** Start Rows **

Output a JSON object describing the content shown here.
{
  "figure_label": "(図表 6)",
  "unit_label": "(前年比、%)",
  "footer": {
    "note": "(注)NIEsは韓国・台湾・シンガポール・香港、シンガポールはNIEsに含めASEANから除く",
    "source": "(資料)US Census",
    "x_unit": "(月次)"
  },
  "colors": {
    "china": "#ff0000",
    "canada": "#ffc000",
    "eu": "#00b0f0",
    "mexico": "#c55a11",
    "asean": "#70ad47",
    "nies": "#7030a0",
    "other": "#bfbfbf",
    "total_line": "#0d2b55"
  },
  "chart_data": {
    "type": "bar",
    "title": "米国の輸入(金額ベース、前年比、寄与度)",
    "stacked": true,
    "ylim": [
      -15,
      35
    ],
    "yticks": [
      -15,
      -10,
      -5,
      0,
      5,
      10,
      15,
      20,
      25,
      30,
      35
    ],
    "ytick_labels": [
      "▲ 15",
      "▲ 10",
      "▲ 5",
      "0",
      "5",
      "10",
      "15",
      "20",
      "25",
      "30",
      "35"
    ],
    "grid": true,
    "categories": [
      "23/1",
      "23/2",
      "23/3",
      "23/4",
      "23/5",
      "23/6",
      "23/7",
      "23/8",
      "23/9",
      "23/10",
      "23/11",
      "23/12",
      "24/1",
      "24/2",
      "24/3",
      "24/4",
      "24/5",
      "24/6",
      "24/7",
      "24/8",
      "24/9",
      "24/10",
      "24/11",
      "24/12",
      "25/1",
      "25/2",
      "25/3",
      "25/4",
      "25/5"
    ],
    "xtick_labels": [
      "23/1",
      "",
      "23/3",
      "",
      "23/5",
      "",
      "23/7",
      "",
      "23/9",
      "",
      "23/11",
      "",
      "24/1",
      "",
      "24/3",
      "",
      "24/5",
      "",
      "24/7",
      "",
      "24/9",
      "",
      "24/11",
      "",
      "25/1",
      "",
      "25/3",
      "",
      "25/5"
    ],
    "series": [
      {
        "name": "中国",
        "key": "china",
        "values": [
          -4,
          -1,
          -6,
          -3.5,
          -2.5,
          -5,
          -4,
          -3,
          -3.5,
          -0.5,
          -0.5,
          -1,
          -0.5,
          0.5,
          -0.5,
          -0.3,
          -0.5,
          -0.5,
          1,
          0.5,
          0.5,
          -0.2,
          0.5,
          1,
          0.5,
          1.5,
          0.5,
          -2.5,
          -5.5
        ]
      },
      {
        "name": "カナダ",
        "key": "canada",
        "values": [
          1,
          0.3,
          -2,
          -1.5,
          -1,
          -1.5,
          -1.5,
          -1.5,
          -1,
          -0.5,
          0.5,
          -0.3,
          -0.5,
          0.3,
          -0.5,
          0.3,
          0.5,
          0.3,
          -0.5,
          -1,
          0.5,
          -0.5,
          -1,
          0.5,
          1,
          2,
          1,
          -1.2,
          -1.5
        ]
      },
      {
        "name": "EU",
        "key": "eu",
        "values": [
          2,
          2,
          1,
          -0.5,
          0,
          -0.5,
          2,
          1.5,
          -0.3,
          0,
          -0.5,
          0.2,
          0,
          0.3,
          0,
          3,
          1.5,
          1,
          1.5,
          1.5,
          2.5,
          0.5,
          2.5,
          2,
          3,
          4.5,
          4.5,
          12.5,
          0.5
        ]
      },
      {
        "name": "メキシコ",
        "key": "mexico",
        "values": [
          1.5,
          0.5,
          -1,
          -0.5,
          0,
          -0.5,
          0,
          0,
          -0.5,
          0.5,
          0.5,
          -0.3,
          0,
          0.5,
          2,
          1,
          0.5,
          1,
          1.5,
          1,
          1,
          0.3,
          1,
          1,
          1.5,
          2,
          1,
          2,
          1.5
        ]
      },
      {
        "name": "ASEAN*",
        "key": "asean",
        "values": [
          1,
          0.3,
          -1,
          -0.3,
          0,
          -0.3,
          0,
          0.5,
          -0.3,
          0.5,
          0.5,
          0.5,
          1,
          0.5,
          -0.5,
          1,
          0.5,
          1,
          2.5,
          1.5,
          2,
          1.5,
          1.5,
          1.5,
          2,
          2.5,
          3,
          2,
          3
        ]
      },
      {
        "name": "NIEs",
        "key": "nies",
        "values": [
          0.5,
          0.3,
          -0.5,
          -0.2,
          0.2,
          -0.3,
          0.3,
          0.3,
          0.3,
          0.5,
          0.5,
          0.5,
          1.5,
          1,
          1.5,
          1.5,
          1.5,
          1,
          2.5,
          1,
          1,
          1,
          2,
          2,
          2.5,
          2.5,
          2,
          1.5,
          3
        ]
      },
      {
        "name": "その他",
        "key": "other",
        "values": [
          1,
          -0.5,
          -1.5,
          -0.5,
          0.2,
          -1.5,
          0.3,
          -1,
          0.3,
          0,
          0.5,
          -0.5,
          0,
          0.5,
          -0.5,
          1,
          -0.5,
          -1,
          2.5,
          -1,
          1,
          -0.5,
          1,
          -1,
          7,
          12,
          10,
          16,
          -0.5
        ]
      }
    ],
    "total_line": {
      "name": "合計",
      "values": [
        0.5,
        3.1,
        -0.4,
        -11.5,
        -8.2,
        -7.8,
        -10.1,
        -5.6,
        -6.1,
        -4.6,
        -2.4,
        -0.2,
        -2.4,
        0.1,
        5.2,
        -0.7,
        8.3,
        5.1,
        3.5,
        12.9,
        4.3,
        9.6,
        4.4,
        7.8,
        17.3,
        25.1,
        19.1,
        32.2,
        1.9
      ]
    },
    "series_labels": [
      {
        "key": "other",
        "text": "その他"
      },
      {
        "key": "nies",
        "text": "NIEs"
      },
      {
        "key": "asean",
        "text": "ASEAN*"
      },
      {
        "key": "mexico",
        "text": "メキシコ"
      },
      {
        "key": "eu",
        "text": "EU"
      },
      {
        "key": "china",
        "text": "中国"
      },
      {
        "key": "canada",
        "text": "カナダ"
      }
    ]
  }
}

** End Rows **

__Exercise description__. Write out every entry exactly as given.

__Solution to this exercise__.
Output a JSON object describing the content shown here.
{
  "figure_label": "(図表 6)",
  "unit_label": "(前年比、%)",
  "footer": {
    "note": "(注)NIEsは韓国・台湾・シンガポール・香港、シンガポールはNIEsに含めASEANから除く",
    "source": "(資料)US Census",
    "x_unit": "(月次)"
  },
  "colors": {
    "china": "#ff0000",
    "canada": "#ffc000",
    "eu": "#00b0f0",
    "mexico": "#c55a11",
    "asean": "#70ad47",
    "nies": "#7030a0",
    "other": "#bfbfbf",
    "total_line": "#0d2b55"
  },
  "chart_data": {
    "type": "bar",
    "title": "米国の輸入(金額ベース、前年比、寄与度)",
    "stacked": true,
    "ylim": [
      -15,
      35
    ],
    "yticks": [
      -15,
      -10,
      -5,
      0,
      5,
      10,
      15,
      20,
      25,
      30,
      35
    ],
    "ytick_labels": [
      "▲ 15",
      "▲ 10",
      "▲ 5",
      "0",
      "5",
      "10",
      "15",
      "20",
      "25",
      "30",
      "35"
    ],
    "grid": true,
    "categories": [
      "23/1",
      "23/2",
      "23/3",
      "23/4",
      "23/5",
      "23/6",
      "23/7",
      "23/8",
      "23/9",
      "23/10",
      "23/11",
      "23/12",
      "24/1",
      "24/2",
      "24/3",
      "24/4",
      "24/5",
      "24/6",
      "24/7",
      "24/8",
      "24/9",
      "24/10",
      "24/11",
      "24/12",
      "25/1",
      "25/2",
      "25/3",
      "25/4",
      "25/5"
    ],
    "xtick_labels": [
      "23/1",
      "",
      "23/3",
      "",
      "23/5",
      "",
      "23/7",
      "",
      "23/9",
      "",
      "23/11",
      "",
      "24/1",
      "",
      "24/3",
      "",
      "24/5",
      "",
      "24/7",
      "",
      "24/9",
      "",
      "24/11",
      "",
      "25/1",
      "",
      "25/3",
      "",
      "25/5"
    ],
    "series": [
      {
        "name": "中国",
        "key": "china",
        "values": [
          -4,
          -1,
          -6,
          -3.5,
          -2.5,
          -5,
          -4,
          -3,
          -3.5,
          -0.5,
          -0.5,
          -1,
          -0.5,
          0.5,
          -0.5,
          -0.3,
          -0.5,
          -0.5,
          1,
          0.5,
          0.5,
          -0.2,
          0.5,
          1,
          0.5,
          1.5,
          0.5,
          -2.5,
          -5.5
        ]
      },
      {
        "name": "カナダ",
        "key": "canada",
        "values": [
          1,
          0.3,
          -2,
          -1.5,
          -1,
          -1.5,
          -1.5,
          -1.5,
          -1,
          -0.5,
          0.5,
          -0.3,
          -0.5,
          0.3,
          -0.5,
          0.3,
          0.5,
          0.3,
          -0.5,
          -1,
          0.5,
          -0.5,
          -1,
          0.5,
          1,
          2,
          1,
          -1.2,
          -1.5
        ]
      },
      {
        "name": "EU",
        "key": "eu",
        "values": [
          2,
          2,
          1,
          -0.5,
          0,
          -0.5,
          2,
          1.5,
          -0.3,
          0,
          -0.5,
          0.2,
          0,
          0.3,
          0,
          3,
          1.5,
          1,
          1.5,
          1.5,
          2.5,
          0.5,
          2.5,
          2,
          3,
          4.5,
          4.5,
          12.5,
          0.5
        ]
      },
      {
        "name": "メキシコ",
        "key": "mexico",
        "values": [
          1.5,
          0.5,
          -1,
          -0.5,
          0,
          -0.5,
          0,
          0,
          -0.5,
          0.5,
          0.5,
          -0.3,
          0,
          0.5,
          2,
          1,
          0.5,
          1,
          1.5,
          1,
          1,
          0.3,
          1,
          1,
          1.5,
          2,
          1,
          2,
          1.5
        ]
      },
      {
        "name": "ASEAN*",
        "key": "asean",
        "values": [
          1,
          0.3,
          -1,
          -0.3,
          0,
          -0.3,
          0,
          0.5,
          -0.3,
          0.5,
          0.5,
          0.5,
          1,
          0.5,
          -0.5,
          1,
          0.5,
          1,
          2.5,
          1.5,
          2,
          1.5,
          1.5,
          1.5,
          2,
          2.5,
          3,
          2,
          3
        ]
      },
      {
        "name": "NIEs",
        "key": "nies",
        "values": [
          0.5,
          0.3,
          -0.5,
          -0.2,
          0.2,
          -0.3,
          0.3,
          0.3,
          0.3,
          0.5,
          0.5,
          0.5,
          1.5,
          1,
          1.5,
          1.5,
          1.5,
          1,
          2.5,
          1,
          1,
          1,
          2,
          2,
          2.5,
          2.5,
          2,
          1.5,
          3
        ]
      },
      {
        "name": "その他",
        "key": "other",
        "values": [
          1,
          -0.5,
          -1.5,
          -0.5,
          0.2,
          -1.5,
          0.3,
          -1,
          0.3,
          0,
          0.5,
          -0.5,
          0,
          0.5,
          -0.5,
          1,
          -0.5,
          -1,
          2.5,
          -1,
          1,
          -0.5,
          1,
          -1,
          7,
          12,
          10,
          16,
          -0.5
        ]
      }
    ],
    "total_line": {
      "name": "合計",
      "values": [
        0.5,
        3.1,
        -0.4,
        -11.5,
        -8.2,
        -7.8,
        -10.1,
        -5.6,
        -6.1,
        -4.6,
        -2.4,
        -0.2,
        -2.4,
        0.1,
        5.2,
        -0.7,
        8.3,
        5.1,
        3.5,
        12.9,
        4.3,
        9.6,
        4.4,
        7.8,
        17.3,
        25.1,
        19.1,
        32.2,
        1.9
      ]
    },
    "series_labels": [
      {
        "key": "other",
        "text": "その他"
      },
      {
        "key": "nies",
        "text": "NIEs"
      },
      {
        "key": "asean",
        "text": "ASEAN*"
      },
      {
        "key": "mexico",
        "text": "メキシコ"
      },
      {
        "key": "eu",
        "text": "EU"
      },
      {
        "key": "china",
        "text": "中国"
      },
      {
        "key": "canada",
        "text": "カナダ"
      }
    ]
  }
}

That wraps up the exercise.